Work required.
Write out each line word for word. Drop pictures.

Exercise input.
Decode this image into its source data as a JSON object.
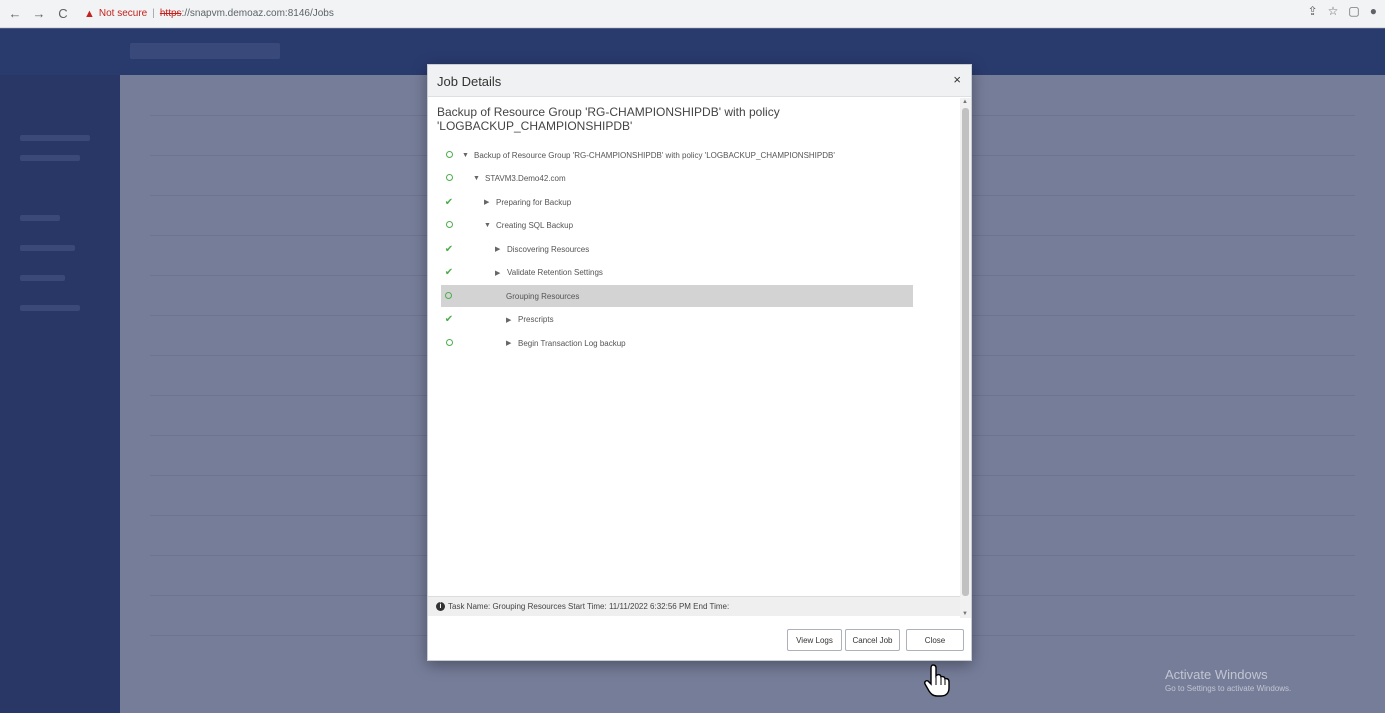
{
  "browser": {
    "back_icon": "←",
    "forward_icon": "→",
    "reload_icon": "C",
    "warning_icon": "▲",
    "not_secure": "Not secure",
    "separator": "|",
    "url_https": "https",
    "url_rest": "://snapvm.demoaz.com:8146/Jobs",
    "share_icon": "⇪",
    "star_icon": "☆",
    "window_icon": "▢",
    "profile_icon": "●"
  },
  "modal": {
    "title": "Job Details",
    "close_icon": "×",
    "job_title": "Backup of Resource Group 'RG-CHAMPIONSHIPDB' with policy 'LOGBACKUP_CHAMPIONSHIPDB'",
    "tree": [
      {
        "status": "running",
        "caret": "▼",
        "indent": 0,
        "label": "Backup of Resource Group 'RG-CHAMPIONSHIPDB' with policy 'LOGBACKUP_CHAMPIONSHIPDB'"
      },
      {
        "status": "running",
        "caret": "▼",
        "indent": 1,
        "label": "STAVM3.Demo42.com"
      },
      {
        "status": "done",
        "caret": "▶",
        "indent": 2,
        "label": "Preparing for Backup"
      },
      {
        "status": "running",
        "caret": "▼",
        "indent": 2,
        "label": "Creating SQL Backup"
      },
      {
        "status": "done",
        "caret": "▶",
        "indent": 3,
        "label": "Discovering Resources"
      },
      {
        "status": "done",
        "caret": "▶",
        "indent": 3,
        "label": "Validate Retention Settings"
      },
      {
        "status": "running",
        "caret": "",
        "indent": 3,
        "label": "Grouping Resources",
        "selected": true
      },
      {
        "status": "done",
        "caret": "▶",
        "indent": 4,
        "label": "Prescripts"
      },
      {
        "status": "running",
        "caret": "▶",
        "indent": 4,
        "label": "Begin Transaction Log backup"
      }
    ],
    "info_icon": "i",
    "task_info": "Task Name: Grouping Resources Start Time: 11/11/2022 6:32:56 PM End Time:",
    "btn_view_logs": "View Logs",
    "btn_cancel_job": "Cancel Job",
    "btn_close": "Close"
  },
  "watermark": {
    "line1": "Activate Windows",
    "line2": "Go to Settings to activate Windows."
  }
}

Final result.
Decode this image into its source data as a JSON object.
{
  "browser": {
    "back_icon": "←",
    "forward_icon": "→",
    "reload_icon": "C",
    "warning_icon": "▲",
    "not_secure": "Not secure",
    "separator": "|",
    "url_https": "https",
    "url_rest": "://snapvm.demoaz.com:8146/Jobs",
    "share_icon": "⇪",
    "star_icon": "☆",
    "window_icon": "▢",
    "profile_icon": "●"
  },
  "modal": {
    "title": "Job Details",
    "close_icon": "×",
    "job_title": "Backup of Resource Group 'RG-CHAMPIONSHIPDB' with policy 'LOGBACKUP_CHAMPIONSHIPDB'",
    "tree": [
      {
        "status": "running",
        "caret": "▼",
        "indent": 0,
        "label": "Backup of Resource Group 'RG-CHAMPIONSHIPDB' with policy 'LOGBACKUP_CHAMPIONSHIPDB'"
      },
      {
        "status": "running",
        "caret": "▼",
        "indent": 1,
        "label": "STAVM3.Demo42.com"
      },
      {
        "status": "done",
        "caret": "▶",
        "indent": 2,
        "label": "Preparing for Backup"
      },
      {
        "status": "running",
        "caret": "▼",
        "indent": 2,
        "label": "Creating SQL Backup"
      },
      {
        "status": "done",
        "caret": "▶",
        "indent": 3,
        "label": "Discovering Resources"
      },
      {
        "status": "done",
        "caret": "▶",
        "indent": 3,
        "label": "Validate Retention Settings"
      },
      {
        "status": "running",
        "caret": "",
        "indent": 3,
        "label": "Grouping Resources",
        "selected": true
      },
      {
        "status": "done",
        "caret": "▶",
        "indent": 4,
        "label": "Prescripts"
      },
      {
        "status": "running",
        "caret": "▶",
        "indent": 4,
        "label": "Begin Transaction Log backup"
      }
    ],
    "info_icon": "i",
    "task_info": "Task Name: Grouping Resources Start Time: 11/11/2022 6:32:56 PM End Time:",
    "btn_view_logs": "View Logs",
    "btn_cancel_job": "Cancel Job",
    "btn_close": "Close"
  },
  "watermark": {
    "line1": "Activate Windows",
    "line2": "Go to Settings to activate Windows."
  }
}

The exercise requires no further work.